- **TASK STATEMENT**: Which lines hold the word "name"? Copy each of them.

[Dataset entries]
— START —
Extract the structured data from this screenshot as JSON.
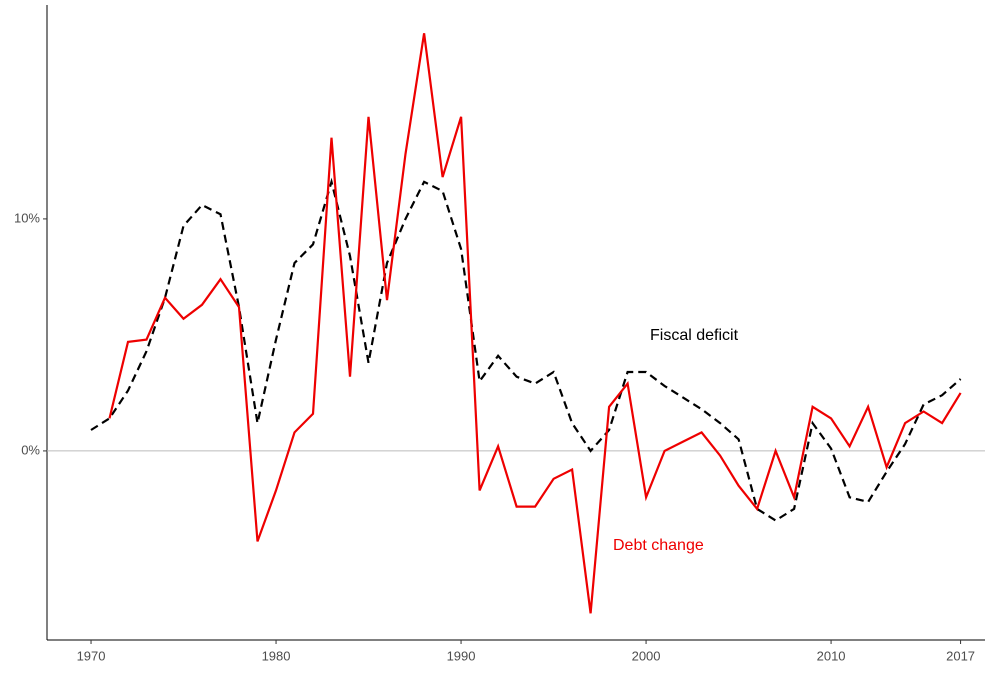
{
  "chart_data": {
    "type": "line",
    "x": [
      1970,
      1971,
      1972,
      1973,
      1974,
      1975,
      1976,
      1977,
      1978,
      1979,
      1980,
      1981,
      1982,
      1983,
      1984,
      1985,
      1986,
      1987,
      1988,
      1989,
      1990,
      1991,
      1992,
      1993,
      1994,
      1995,
      1996,
      1997,
      1998,
      1999,
      2000,
      2001,
      2002,
      2003,
      2004,
      2005,
      2006,
      2007,
      2008,
      2009,
      2010,
      2011,
      2012,
      2013,
      2014,
      2015,
      2016,
      2017
    ],
    "series": [
      {
        "name": "Fiscal deficit",
        "color": "#000000",
        "dash": true,
        "values": [
          0.9,
          1.4,
          2.6,
          4.3,
          6.6,
          9.7,
          10.6,
          10.2,
          6.2,
          1.2,
          4.8,
          8.1,
          8.9,
          11.6,
          8.4,
          3.8,
          8.1,
          10.0,
          11.6,
          11.2,
          8.7,
          3.0,
          4.1,
          3.2,
          2.9,
          3.4,
          1.2,
          0.0,
          0.9,
          3.4,
          3.4,
          2.8,
          2.3,
          1.8,
          1.2,
          0.5,
          -2.5,
          -3.0,
          -2.5,
          1.2,
          0.1,
          -2.0,
          -2.2,
          -0.9,
          0.3,
          2.0,
          2.4,
          3.1
        ]
      },
      {
        "name": "Debt change",
        "color": "#ee0000",
        "dash": false,
        "values": [
          null,
          1.4,
          4.7,
          4.8,
          6.6,
          5.7,
          6.3,
          7.4,
          6.2,
          -3.9,
          -1.7,
          0.8,
          1.6,
          13.5,
          3.2,
          14.4,
          6.5,
          12.8,
          18.0,
          11.8,
          14.4,
          -1.7,
          0.2,
          -2.4,
          -2.4,
          -1.2,
          -0.8,
          -7.0,
          1.9,
          2.9,
          -2.0,
          0.0,
          0.4,
          0.8,
          -0.2,
          -1.5,
          -2.5,
          0.0,
          -2.0,
          1.9,
          1.4,
          0.2,
          1.9,
          -0.7,
          1.2,
          1.7,
          1.2,
          2.5
        ]
      }
    ],
    "xlim": [
      1967.62,
      2018.32
    ],
    "xticks": [
      1970,
      1980,
      1990,
      2000,
      2010,
      2017
    ],
    "ylim": [
      -8.15,
      19.22
    ],
    "yticks": [
      {
        "value": 0,
        "label": "0%"
      },
      {
        "value": 10,
        "label": "10%"
      }
    ],
    "hline": 0,
    "legend": "inline"
  }
}
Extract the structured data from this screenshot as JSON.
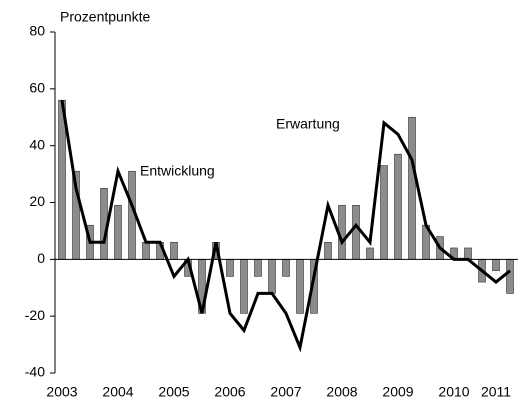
— END —
- **OUTPUT FOR THIS EXERCISE**:
        "name": "Fiscal deficit",
        "name": "Debt change",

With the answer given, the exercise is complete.